-- The records --
-- START --
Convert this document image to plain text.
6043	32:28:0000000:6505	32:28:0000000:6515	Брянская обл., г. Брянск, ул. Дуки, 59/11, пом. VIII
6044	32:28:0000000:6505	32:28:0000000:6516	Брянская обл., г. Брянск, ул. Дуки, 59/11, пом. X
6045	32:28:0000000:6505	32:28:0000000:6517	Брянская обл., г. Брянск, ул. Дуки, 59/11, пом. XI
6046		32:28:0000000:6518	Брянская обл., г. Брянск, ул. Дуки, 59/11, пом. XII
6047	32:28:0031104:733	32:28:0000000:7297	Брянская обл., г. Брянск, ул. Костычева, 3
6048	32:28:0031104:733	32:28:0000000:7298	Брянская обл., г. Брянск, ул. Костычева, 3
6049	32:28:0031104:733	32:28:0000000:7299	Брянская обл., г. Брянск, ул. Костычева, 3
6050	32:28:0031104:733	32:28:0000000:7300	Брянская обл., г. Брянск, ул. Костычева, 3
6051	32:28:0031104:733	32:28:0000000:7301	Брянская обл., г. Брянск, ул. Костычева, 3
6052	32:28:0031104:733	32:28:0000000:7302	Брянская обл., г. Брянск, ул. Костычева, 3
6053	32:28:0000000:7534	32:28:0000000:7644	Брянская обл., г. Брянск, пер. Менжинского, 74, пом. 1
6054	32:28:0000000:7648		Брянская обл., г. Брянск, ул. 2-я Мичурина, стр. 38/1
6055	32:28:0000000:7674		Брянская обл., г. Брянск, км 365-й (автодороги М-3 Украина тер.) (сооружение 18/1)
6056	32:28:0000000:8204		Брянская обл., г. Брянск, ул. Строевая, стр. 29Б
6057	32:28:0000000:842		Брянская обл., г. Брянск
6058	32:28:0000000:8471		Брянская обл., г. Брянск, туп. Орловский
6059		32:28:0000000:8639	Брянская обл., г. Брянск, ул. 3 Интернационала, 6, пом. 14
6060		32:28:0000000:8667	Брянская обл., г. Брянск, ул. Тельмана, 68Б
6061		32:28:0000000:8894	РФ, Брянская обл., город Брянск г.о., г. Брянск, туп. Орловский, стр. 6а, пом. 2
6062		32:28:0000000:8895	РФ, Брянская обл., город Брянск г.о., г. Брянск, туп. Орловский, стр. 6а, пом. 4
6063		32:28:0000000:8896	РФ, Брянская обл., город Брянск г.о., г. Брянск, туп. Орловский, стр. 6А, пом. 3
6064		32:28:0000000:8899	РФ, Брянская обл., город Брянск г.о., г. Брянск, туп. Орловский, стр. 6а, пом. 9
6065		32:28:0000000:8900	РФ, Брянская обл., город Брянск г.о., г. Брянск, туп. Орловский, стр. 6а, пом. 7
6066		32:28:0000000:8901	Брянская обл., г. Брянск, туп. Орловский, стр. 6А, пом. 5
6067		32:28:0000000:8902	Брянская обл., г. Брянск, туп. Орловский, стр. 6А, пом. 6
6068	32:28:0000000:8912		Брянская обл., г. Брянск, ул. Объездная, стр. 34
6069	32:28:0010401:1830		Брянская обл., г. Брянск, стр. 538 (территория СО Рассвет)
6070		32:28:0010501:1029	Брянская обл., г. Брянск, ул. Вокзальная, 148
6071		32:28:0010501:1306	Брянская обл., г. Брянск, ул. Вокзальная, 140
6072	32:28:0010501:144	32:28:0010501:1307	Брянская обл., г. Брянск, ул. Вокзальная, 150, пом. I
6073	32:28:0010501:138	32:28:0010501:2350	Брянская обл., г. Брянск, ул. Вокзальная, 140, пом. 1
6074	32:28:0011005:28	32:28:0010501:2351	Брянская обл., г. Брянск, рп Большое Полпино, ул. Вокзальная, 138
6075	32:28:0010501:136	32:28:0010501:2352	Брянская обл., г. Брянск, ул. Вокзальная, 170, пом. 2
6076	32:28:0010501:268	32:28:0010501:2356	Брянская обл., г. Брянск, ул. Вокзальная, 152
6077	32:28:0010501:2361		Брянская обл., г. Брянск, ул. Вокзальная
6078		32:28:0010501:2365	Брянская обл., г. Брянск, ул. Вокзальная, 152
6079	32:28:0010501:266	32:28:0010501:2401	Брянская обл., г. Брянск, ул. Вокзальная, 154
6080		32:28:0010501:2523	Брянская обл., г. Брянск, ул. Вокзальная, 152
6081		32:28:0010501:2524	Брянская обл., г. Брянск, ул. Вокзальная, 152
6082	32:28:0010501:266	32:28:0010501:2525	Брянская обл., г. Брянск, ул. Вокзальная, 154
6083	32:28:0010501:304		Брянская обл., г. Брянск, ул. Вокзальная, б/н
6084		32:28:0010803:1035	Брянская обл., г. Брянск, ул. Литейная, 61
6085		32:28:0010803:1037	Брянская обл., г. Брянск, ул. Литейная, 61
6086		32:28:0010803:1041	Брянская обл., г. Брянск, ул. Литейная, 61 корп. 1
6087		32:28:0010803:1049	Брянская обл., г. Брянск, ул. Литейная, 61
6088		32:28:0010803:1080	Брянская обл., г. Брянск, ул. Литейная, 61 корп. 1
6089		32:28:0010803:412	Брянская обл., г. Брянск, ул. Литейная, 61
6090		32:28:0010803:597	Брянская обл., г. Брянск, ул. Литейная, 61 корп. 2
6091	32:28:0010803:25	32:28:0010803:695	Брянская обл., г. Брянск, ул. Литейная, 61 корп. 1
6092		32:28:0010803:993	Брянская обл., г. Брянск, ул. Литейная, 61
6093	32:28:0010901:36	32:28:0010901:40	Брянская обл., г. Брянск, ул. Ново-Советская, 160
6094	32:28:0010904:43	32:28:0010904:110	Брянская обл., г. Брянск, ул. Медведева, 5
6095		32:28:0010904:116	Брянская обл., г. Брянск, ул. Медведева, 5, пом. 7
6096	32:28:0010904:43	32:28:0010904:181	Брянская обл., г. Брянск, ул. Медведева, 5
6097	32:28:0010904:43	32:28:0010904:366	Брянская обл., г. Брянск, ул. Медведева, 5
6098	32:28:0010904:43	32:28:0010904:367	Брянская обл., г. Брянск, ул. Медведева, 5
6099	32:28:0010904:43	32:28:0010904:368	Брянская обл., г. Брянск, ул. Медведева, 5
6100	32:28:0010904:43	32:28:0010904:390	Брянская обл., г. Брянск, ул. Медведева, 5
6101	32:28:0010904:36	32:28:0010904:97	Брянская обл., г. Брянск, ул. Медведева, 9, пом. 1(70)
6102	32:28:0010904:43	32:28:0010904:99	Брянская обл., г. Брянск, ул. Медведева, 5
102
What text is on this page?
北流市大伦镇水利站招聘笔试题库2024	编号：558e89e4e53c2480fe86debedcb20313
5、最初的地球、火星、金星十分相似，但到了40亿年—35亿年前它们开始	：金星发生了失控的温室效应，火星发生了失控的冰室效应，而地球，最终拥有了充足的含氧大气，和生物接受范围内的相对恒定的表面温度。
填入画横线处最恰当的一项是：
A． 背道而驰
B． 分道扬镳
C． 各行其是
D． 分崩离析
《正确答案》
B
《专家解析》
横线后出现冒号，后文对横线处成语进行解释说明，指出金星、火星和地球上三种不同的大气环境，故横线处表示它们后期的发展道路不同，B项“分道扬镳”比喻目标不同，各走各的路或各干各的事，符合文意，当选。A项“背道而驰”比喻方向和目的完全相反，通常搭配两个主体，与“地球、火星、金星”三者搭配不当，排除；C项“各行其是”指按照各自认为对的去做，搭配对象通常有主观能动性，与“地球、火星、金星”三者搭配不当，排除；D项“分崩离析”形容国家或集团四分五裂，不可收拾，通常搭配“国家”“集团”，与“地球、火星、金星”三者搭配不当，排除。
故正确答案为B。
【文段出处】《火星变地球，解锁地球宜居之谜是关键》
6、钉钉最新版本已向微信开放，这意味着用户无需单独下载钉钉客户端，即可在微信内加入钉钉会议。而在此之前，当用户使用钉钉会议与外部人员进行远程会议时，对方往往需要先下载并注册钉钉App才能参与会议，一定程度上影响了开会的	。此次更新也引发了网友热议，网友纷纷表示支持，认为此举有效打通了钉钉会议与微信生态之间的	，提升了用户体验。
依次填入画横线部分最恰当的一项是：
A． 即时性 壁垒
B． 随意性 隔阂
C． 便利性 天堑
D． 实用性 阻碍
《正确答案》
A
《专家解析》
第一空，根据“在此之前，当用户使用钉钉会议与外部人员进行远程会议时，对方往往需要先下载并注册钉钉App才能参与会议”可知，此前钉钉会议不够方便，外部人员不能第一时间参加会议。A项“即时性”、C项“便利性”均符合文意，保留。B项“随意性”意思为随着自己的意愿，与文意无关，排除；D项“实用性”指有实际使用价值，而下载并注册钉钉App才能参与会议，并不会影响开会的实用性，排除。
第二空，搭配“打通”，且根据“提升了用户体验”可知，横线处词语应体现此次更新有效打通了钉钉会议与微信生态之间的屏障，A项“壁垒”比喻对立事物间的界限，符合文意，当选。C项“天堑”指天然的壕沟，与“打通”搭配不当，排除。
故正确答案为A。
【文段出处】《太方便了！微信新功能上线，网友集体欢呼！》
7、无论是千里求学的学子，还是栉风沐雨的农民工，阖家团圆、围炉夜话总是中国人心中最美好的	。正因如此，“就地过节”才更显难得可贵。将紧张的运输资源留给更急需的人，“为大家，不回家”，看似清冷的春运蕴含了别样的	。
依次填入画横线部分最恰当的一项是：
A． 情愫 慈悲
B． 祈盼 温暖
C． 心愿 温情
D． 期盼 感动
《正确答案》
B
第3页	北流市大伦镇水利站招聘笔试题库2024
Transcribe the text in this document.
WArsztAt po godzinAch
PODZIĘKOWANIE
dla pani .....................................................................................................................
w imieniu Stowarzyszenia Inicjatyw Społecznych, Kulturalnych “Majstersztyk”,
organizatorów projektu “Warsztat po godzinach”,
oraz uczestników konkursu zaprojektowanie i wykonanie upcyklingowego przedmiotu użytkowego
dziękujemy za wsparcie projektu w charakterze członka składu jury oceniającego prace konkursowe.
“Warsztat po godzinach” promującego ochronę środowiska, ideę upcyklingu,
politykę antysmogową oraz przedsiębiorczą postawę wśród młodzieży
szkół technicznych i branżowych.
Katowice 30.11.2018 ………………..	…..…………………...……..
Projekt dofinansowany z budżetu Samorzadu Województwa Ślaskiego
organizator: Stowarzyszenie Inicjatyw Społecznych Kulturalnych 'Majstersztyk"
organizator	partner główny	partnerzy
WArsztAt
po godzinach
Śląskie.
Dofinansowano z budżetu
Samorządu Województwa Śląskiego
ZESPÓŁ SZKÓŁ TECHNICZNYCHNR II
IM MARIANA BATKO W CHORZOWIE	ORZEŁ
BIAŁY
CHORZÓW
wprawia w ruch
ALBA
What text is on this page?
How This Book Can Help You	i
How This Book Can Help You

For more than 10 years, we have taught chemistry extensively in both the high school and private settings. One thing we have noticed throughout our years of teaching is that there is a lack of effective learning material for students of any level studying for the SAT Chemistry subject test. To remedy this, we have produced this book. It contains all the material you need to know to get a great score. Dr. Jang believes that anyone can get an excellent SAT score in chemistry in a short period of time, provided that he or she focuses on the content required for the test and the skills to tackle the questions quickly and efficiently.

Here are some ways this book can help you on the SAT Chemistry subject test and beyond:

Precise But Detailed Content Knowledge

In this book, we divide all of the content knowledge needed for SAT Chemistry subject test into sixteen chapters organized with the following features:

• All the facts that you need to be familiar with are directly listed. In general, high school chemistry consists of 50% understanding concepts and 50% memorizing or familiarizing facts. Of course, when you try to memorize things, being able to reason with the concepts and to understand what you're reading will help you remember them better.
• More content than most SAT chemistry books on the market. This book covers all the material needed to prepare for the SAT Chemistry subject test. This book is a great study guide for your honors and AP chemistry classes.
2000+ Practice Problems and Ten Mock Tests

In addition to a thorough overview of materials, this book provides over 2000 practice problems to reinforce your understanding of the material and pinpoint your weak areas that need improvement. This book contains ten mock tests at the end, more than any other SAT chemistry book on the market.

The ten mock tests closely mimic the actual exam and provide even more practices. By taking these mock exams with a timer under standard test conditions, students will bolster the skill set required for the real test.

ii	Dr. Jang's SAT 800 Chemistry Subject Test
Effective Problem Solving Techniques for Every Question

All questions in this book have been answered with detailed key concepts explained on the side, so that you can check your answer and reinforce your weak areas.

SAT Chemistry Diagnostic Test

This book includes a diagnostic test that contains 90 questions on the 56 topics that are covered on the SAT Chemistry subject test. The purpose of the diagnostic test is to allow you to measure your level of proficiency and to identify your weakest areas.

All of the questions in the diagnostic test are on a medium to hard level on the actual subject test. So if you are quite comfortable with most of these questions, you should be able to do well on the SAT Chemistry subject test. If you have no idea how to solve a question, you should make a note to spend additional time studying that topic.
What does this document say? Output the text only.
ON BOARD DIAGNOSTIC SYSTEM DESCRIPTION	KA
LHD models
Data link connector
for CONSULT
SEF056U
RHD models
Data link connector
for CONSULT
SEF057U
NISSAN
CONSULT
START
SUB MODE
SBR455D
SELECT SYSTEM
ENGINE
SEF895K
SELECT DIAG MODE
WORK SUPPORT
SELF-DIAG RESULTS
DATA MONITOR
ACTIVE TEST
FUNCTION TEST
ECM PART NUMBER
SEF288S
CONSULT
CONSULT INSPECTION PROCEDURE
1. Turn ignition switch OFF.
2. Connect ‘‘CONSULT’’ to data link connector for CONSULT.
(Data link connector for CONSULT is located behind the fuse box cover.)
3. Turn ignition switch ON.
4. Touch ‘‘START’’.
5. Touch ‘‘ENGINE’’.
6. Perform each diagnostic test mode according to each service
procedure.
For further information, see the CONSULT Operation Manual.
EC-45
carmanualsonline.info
-- END --
-- Objective --
Go through the entries and return each line where the word "link" appears.

-- Full solution --
Data link connector
Data link connector
2. Connect ‘‘CONSULT’’ to data link connector for CONSULT.
(Data link connector for CONSULT is located behind the fuse box cover.)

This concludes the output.